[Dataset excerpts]
▽

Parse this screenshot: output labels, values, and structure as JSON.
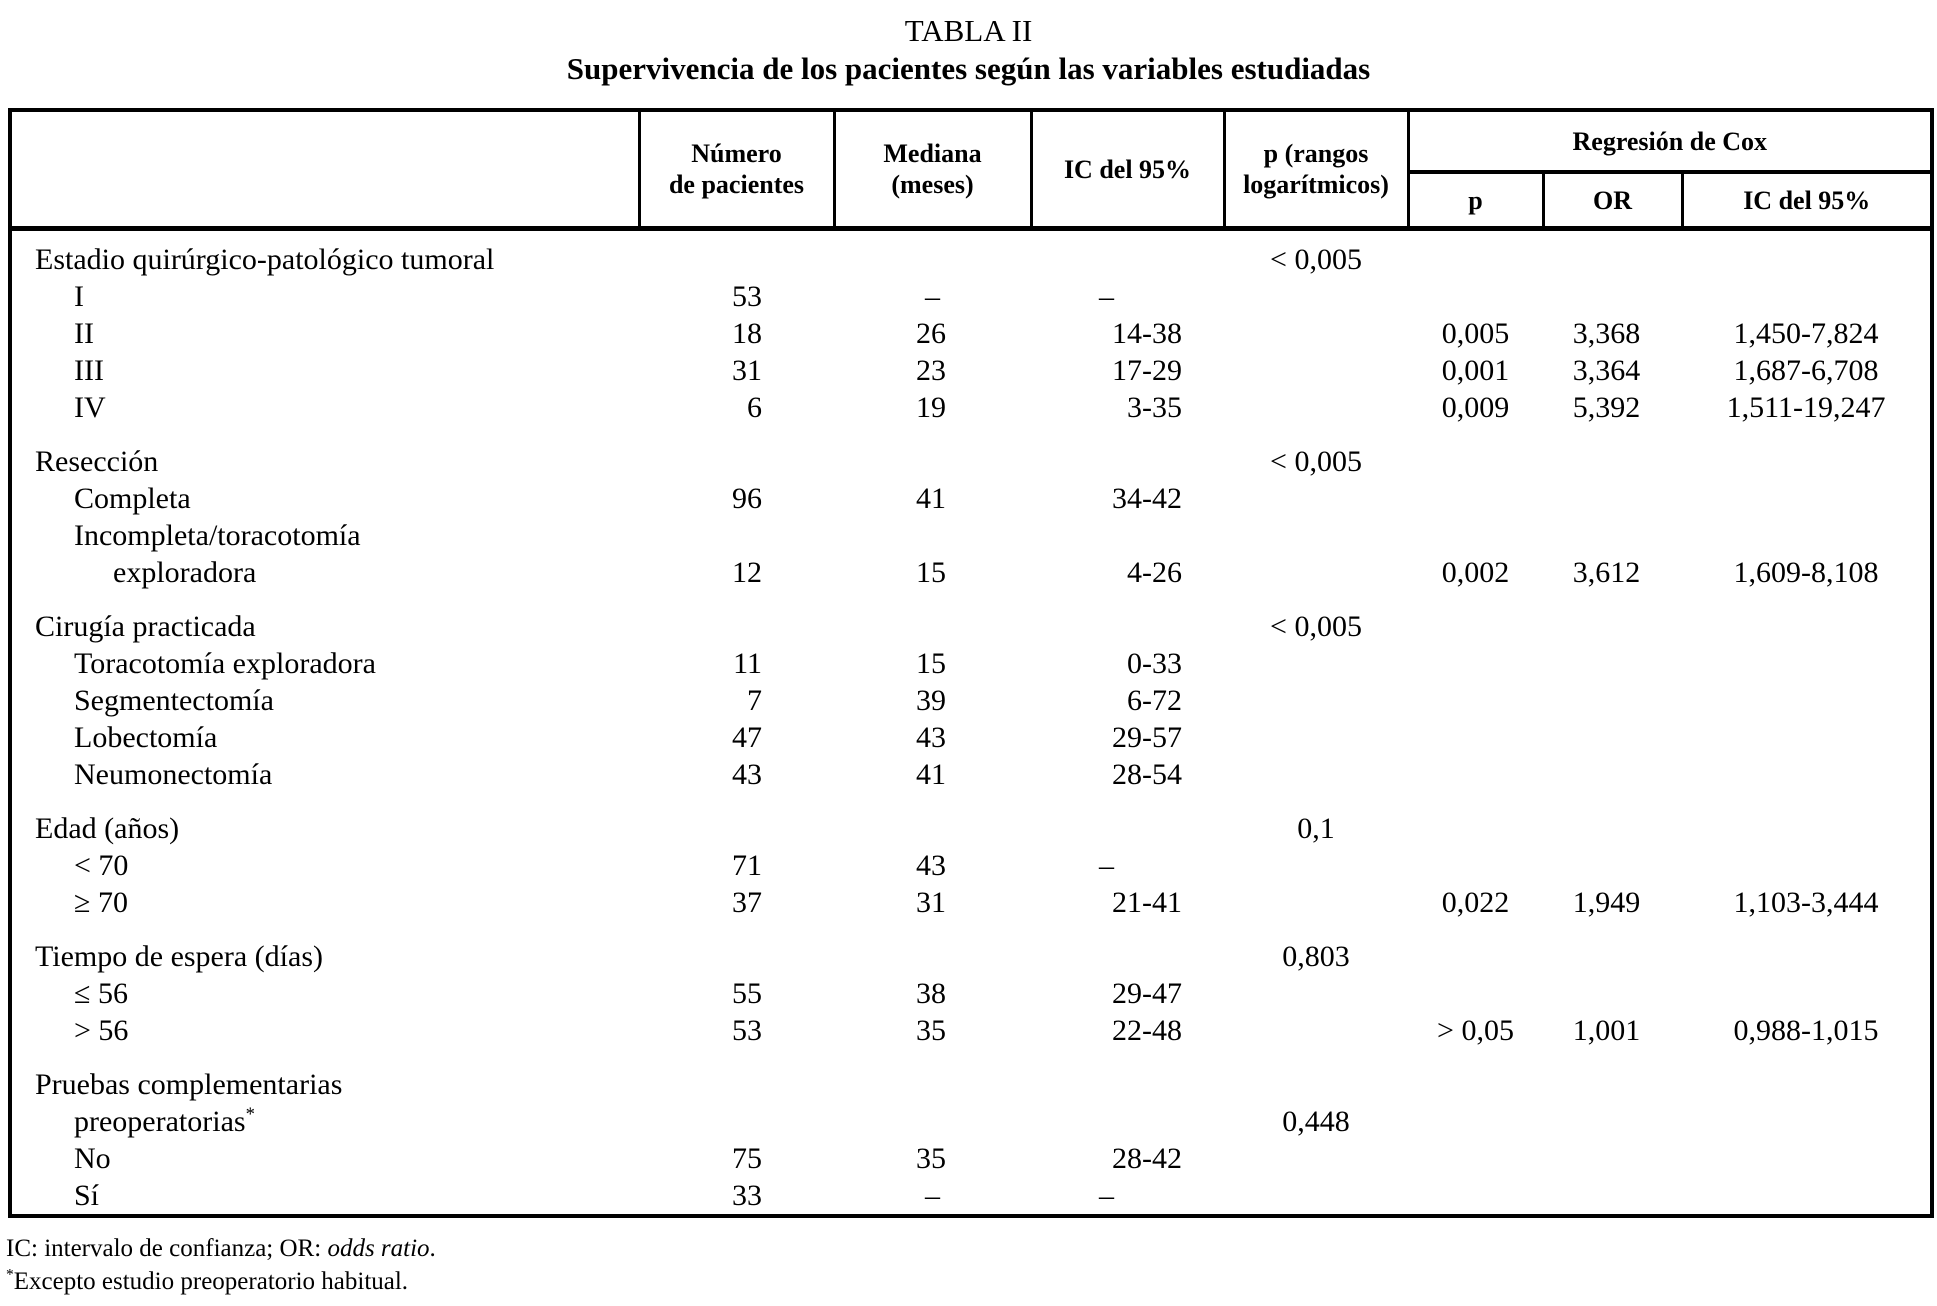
{
  "colors": {
    "ink": "#000000",
    "background": "#ffffff"
  },
  "page": {
    "title": "TABLA II",
    "subtitle": "Supervivencia de los pacientes según las variables estudiadas"
  },
  "table": {
    "header": {
      "pacientes": [
        "Número",
        "de pacientes"
      ],
      "mediana": [
        "Mediana",
        "(meses)"
      ],
      "ic": "IC del 95%",
      "p_rangos": [
        "p (rangos",
        "logarítmicos)"
      ],
      "cox_group": "Regresión de Cox",
      "cox_p": "p",
      "cox_or": "OR",
      "cox_ic": "IC del 95%"
    },
    "rows": [
      {
        "label": "Estadio quirúrgico-patológico tumoral",
        "indent": 0,
        "pr": "< 0,005"
      },
      {
        "label": "I",
        "indent": 1,
        "n": "53",
        "med": "–",
        "ic": "–"
      },
      {
        "label": "II",
        "indent": 1,
        "n": "18",
        "med": "26",
        "ic": "14-38",
        "cp": "0,005",
        "cor": "3,368",
        "cic": "1,450-7,824"
      },
      {
        "label": "III",
        "indent": 1,
        "n": "31",
        "med": "23",
        "ic": "17-29",
        "cp": "0,001",
        "cor": "3,364",
        "cic": "1,687-6,708"
      },
      {
        "label": "IV",
        "indent": 1,
        "n": "6",
        "med": "19",
        "ic": "3-35",
        "cp": "0,009",
        "cor": "5,392",
        "cic": "1,511-19,247"
      },
      {
        "spacer": true
      },
      {
        "label": "Resección",
        "indent": 0,
        "pr": "< 0,005"
      },
      {
        "label": "Completa",
        "indent": 1,
        "n": "96",
        "med": "41",
        "ic": "34-42"
      },
      {
        "label": "Incompleta/toracotomía",
        "indent": 1
      },
      {
        "label": "exploradora",
        "indent": 2,
        "n": "12",
        "med": "15",
        "ic": "4-26",
        "cp": "0,002",
        "cor": "3,612",
        "cic": "1,609-8,108"
      },
      {
        "spacer": true
      },
      {
        "label": "Cirugía practicada",
        "indent": 0,
        "pr": "< 0,005"
      },
      {
        "label": "Toracotomía exploradora",
        "indent": 1,
        "n": "11",
        "med": "15",
        "ic": "0-33"
      },
      {
        "label": "Segmentectomía",
        "indent": 1,
        "n": "7",
        "med": "39",
        "ic": "6-72"
      },
      {
        "label": "Lobectomía",
        "indent": 1,
        "n": "47",
        "med": "43",
        "ic": "29-57"
      },
      {
        "label": "Neumonectomía",
        "indent": 1,
        "n": "43",
        "med": "41",
        "ic": "28-54"
      },
      {
        "spacer": true
      },
      {
        "label": "Edad (años)",
        "indent": 0,
        "pr": "0,1"
      },
      {
        "label": "< 70",
        "indent": 1,
        "n": "71",
        "med": "43",
        "ic": "–"
      },
      {
        "label": "≥ 70",
        "indent": 1,
        "n": "37",
        "med": "31",
        "ic": "21-41",
        "cp": "0,022",
        "cor": "1,949",
        "cic": "1,103-3,444"
      },
      {
        "spacer": true
      },
      {
        "label": "Tiempo de espera (días)",
        "indent": 0,
        "pr": "0,803"
      },
      {
        "label": "≤ 56",
        "indent": 1,
        "n": "55",
        "med": "38",
        "ic": "29-47"
      },
      {
        "label": "> 56",
        "indent": 1,
        "n": "53",
        "med": "35",
        "ic": "22-48",
        "cp": "> 0,05",
        "cor": "1,001",
        "cic": "0,988-1,015"
      },
      {
        "spacer": true
      },
      {
        "label": "Pruebas complementarias",
        "indent": 0
      },
      {
        "label": "preoperatorias",
        "sup": "*",
        "indent": 1,
        "pr": "0,448"
      },
      {
        "label": "No",
        "indent": 1,
        "n": "75",
        "med": "35",
        "ic": "28-42"
      },
      {
        "label": "Sí",
        "indent": 1,
        "n": "33",
        "med": "–",
        "ic": "–"
      }
    ]
  },
  "footnotes": {
    "line1_prefix": "IC: intervalo de confianza; OR: ",
    "line1_italic": "odds ratio",
    "line1_suffix": ".",
    "line2_sup": "*",
    "line2_text": "Excepto estudio preoperatorio habitual."
  }
}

△

### WHAT THE EXERCISE ASKS
Each entry is to be returned precisely as it appears, but the pictures are to be dropped.

### EXERCISE RESPONSE
Parse this screenshot: output labels, values, and structure as JSON.
{
  "colors": {
    "ink": "#000000",
    "background": "#ffffff"
  },
  "page": {
    "title": "TABLA II",
    "subtitle": "Supervivencia de los pacientes según las variables estudiadas"
  },
  "table": {
    "header": {
      "pacientes": [
        "Número",
        "de pacientes"
      ],
      "mediana": [
        "Mediana",
        "(meses)"
      ],
      "ic": "IC del 95%",
      "p_rangos": [
        "p (rangos",
        "logarítmicos)"
      ],
      "cox_group": "Regresión de Cox",
      "cox_p": "p",
      "cox_or": "OR",
      "cox_ic": "IC del 95%"
    },
    "rows": [
      {
        "label": "Estadio quirúrgico-patológico tumoral",
        "indent": 0,
        "pr": "< 0,005"
      },
      {
        "label": "I",
        "indent": 1,
        "n": "53",
        "med": "–",
        "ic": "–"
      },
      {
        "label": "II",
        "indent": 1,
        "n": "18",
        "med": "26",
        "ic": "14-38",
        "cp": "0,005",
        "cor": "3,368",
        "cic": "1,450-7,824"
      },
      {
        "label": "III",
        "indent": 1,
        "n": "31",
        "med": "23",
        "ic": "17-29",
        "cp": "0,001",
        "cor": "3,364",
        "cic": "1,687-6,708"
      },
      {
        "label": "IV",
        "indent": 1,
        "n": "6",
        "med": "19",
        "ic": "3-35",
        "cp": "0,009",
        "cor": "5,392",
        "cic": "1,511-19,247"
      },
      {
        "spacer": true
      },
      {
        "label": "Resección",
        "indent": 0,
        "pr": "< 0,005"
      },
      {
        "label": "Completa",
        "indent": 1,
        "n": "96",
        "med": "41",
        "ic": "34-42"
      },
      {
        "label": "Incompleta/toracotomía",
        "indent": 1
      },
      {
        "label": "exploradora",
        "indent": 2,
        "n": "12",
        "med": "15",
        "ic": "4-26",
        "cp": "0,002",
        "cor": "3,612",
        "cic": "1,609-8,108"
      },
      {
        "spacer": true
      },
      {
        "label": "Cirugía practicada",
        "indent": 0,
        "pr": "< 0,005"
      },
      {
        "label": "Toracotomía exploradora",
        "indent": 1,
        "n": "11",
        "med": "15",
        "ic": "0-33"
      },
      {
        "label": "Segmentectomía",
        "indent": 1,
        "n": "7",
        "med": "39",
        "ic": "6-72"
      },
      {
        "label": "Lobectomía",
        "indent": 1,
        "n": "47",
        "med": "43",
        "ic": "29-57"
      },
      {
        "label": "Neumonectomía",
        "indent": 1,
        "n": "43",
        "med": "41",
        "ic": "28-54"
      },
      {
        "spacer": true
      },
      {
        "label": "Edad (años)",
        "indent": 0,
        "pr": "0,1"
      },
      {
        "label": "< 70",
        "indent": 1,
        "n": "71",
        "med": "43",
        "ic": "–"
      },
      {
        "label": "≥ 70",
        "indent": 1,
        "n": "37",
        "med": "31",
        "ic": "21-41",
        "cp": "0,022",
        "cor": "1,949",
        "cic": "1,103-3,444"
      },
      {
        "spacer": true
      },
      {
        "label": "Tiempo de espera (días)",
        "indent": 0,
        "pr": "0,803"
      },
      {
        "label": "≤ 56",
        "indent": 1,
        "n": "55",
        "med": "38",
        "ic": "29-47"
      },
      {
        "label": "> 56",
        "indent": 1,
        "n": "53",
        "med": "35",
        "ic": "22-48",
        "cp": "> 0,05",
        "cor": "1,001",
        "cic": "0,988-1,015"
      },
      {
        "spacer": true
      },
      {
        "label": "Pruebas complementarias",
        "indent": 0
      },
      {
        "label": "preoperatorias",
        "sup": "*",
        "indent": 1,
        "pr": "0,448"
      },
      {
        "label": "No",
        "indent": 1,
        "n": "75",
        "med": "35",
        "ic": "28-42"
      },
      {
        "label": "Sí",
        "indent": 1,
        "n": "33",
        "med": "–",
        "ic": "–"
      }
    ]
  },
  "footnotes": {
    "line1_prefix": "IC: intervalo de confianza; OR: ",
    "line1_italic": "odds ratio",
    "line1_suffix": ".",
    "line2_sup": "*",
    "line2_text": "Excepto estudio preoperatorio habitual."
  }
}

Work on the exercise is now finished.